Task directions | Each line of the material below that holds the word "allele" needs to be copied.

(Collection entries)
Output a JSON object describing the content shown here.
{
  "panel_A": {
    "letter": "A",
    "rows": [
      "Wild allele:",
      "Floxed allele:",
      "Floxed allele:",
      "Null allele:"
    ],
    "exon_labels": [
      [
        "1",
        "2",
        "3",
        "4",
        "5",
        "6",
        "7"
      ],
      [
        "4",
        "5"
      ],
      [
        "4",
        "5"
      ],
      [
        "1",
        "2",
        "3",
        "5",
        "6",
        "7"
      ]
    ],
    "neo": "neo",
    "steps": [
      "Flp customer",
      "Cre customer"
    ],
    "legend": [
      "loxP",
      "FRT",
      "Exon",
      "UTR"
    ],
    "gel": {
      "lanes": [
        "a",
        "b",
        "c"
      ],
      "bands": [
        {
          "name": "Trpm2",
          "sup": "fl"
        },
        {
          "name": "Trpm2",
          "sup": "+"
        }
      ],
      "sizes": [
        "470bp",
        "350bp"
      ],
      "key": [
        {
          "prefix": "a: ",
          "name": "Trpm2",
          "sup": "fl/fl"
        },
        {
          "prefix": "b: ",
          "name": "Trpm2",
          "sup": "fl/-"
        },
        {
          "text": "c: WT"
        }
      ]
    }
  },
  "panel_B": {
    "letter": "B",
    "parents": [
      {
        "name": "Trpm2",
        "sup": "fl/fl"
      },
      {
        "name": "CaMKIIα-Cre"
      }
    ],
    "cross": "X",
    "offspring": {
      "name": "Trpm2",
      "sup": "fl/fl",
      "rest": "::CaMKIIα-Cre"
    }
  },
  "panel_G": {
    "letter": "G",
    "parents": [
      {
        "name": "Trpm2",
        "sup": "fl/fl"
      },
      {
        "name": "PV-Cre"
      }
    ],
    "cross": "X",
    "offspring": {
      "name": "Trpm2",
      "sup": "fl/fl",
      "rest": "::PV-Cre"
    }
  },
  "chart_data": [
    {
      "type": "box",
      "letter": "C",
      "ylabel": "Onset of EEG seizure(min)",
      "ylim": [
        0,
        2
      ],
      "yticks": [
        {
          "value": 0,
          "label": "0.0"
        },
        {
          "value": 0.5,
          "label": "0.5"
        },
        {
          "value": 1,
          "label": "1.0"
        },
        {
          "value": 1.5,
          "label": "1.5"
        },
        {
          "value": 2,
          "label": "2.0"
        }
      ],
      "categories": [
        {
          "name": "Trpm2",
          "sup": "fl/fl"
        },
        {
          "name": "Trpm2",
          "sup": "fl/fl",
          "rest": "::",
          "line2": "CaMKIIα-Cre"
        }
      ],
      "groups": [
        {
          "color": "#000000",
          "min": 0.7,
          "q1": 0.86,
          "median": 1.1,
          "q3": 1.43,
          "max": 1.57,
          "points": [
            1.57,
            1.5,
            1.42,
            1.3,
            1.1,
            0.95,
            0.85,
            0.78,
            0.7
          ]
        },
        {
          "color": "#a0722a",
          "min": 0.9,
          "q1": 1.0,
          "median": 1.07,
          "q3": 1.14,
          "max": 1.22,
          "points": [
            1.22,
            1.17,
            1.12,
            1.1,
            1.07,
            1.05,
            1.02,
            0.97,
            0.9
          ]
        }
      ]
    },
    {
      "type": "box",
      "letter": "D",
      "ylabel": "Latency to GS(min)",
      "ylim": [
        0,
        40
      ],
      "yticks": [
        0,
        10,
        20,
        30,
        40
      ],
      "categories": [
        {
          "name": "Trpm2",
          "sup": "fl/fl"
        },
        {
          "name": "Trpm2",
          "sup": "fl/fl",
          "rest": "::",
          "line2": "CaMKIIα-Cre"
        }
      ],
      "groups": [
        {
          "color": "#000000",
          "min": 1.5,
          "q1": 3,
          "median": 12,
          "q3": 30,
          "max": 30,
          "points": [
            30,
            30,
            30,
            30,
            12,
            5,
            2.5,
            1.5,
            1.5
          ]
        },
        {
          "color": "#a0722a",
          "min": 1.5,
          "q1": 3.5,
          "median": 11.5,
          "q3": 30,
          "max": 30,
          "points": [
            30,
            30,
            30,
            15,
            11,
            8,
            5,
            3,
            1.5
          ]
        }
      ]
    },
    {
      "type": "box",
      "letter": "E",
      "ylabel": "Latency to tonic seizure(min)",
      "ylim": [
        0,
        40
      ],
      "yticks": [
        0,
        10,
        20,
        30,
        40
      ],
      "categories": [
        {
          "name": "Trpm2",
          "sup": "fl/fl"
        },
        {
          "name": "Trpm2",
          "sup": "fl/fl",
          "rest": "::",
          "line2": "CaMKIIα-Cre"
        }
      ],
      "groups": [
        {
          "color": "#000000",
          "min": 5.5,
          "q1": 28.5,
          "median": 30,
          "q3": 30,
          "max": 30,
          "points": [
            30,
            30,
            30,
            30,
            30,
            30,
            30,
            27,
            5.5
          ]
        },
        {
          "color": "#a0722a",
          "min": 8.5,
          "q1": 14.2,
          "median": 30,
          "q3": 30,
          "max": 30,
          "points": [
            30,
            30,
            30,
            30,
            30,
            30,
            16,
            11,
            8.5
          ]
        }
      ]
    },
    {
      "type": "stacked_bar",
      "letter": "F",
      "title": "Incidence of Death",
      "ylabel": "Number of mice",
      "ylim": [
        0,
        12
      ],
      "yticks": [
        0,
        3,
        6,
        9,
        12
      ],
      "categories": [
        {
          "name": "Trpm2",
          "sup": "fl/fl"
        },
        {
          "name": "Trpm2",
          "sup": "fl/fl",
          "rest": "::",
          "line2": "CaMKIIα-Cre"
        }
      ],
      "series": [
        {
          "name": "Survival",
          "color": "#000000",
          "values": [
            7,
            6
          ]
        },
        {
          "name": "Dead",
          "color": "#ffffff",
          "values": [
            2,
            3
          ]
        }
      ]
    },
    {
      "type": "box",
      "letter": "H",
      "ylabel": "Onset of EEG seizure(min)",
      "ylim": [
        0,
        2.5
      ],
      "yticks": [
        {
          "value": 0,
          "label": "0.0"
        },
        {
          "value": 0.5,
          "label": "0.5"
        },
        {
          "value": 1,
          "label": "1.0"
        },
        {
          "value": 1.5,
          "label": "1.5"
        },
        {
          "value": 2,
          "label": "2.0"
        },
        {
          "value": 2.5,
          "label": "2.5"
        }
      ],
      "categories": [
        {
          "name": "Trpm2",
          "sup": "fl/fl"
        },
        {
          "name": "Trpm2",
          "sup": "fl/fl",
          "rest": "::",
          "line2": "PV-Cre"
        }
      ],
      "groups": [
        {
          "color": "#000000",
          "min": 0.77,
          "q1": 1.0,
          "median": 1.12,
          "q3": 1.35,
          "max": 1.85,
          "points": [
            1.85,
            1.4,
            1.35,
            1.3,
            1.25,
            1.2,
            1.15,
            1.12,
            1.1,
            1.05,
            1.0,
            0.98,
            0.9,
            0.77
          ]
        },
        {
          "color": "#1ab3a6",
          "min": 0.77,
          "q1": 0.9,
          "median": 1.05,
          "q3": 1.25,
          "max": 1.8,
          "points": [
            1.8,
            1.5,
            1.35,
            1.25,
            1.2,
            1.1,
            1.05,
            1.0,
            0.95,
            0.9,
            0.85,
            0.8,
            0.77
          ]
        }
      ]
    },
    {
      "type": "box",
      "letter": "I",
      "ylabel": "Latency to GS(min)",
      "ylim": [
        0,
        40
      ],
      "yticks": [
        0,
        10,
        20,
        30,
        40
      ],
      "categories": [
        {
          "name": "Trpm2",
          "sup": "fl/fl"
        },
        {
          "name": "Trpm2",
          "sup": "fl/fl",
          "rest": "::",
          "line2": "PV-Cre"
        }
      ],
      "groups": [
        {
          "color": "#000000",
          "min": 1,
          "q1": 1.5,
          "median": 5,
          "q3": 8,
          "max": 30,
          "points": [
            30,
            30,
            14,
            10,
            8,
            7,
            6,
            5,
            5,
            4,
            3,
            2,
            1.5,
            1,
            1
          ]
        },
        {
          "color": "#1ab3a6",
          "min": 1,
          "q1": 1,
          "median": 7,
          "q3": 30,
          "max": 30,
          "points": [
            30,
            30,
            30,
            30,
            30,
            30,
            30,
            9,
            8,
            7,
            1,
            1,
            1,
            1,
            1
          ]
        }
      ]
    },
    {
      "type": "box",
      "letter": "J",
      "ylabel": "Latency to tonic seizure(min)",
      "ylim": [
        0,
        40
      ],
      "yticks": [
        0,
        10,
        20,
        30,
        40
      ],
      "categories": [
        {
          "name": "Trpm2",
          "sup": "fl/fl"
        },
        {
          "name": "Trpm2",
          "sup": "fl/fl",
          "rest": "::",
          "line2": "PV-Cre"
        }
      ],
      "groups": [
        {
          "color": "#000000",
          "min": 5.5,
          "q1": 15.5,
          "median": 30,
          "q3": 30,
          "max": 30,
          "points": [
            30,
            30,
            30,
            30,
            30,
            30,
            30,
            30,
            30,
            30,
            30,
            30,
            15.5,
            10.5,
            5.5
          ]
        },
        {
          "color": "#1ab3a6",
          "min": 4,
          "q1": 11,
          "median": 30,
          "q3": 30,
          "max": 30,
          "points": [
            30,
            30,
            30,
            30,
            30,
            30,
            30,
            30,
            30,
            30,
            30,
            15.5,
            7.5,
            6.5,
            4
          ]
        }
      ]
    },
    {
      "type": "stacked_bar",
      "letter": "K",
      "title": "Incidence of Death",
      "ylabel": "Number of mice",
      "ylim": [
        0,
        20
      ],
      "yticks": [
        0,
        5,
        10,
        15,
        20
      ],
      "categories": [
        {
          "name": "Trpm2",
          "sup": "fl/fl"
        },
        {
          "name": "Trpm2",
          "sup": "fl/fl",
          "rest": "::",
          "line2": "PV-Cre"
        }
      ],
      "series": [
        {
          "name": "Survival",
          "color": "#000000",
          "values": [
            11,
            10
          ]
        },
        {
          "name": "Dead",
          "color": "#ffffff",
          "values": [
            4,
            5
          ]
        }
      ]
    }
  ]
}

Worked answer |
      "Wild allele:",
      "Floxed allele:",
      "Floxed allele:",
      "Null allele:"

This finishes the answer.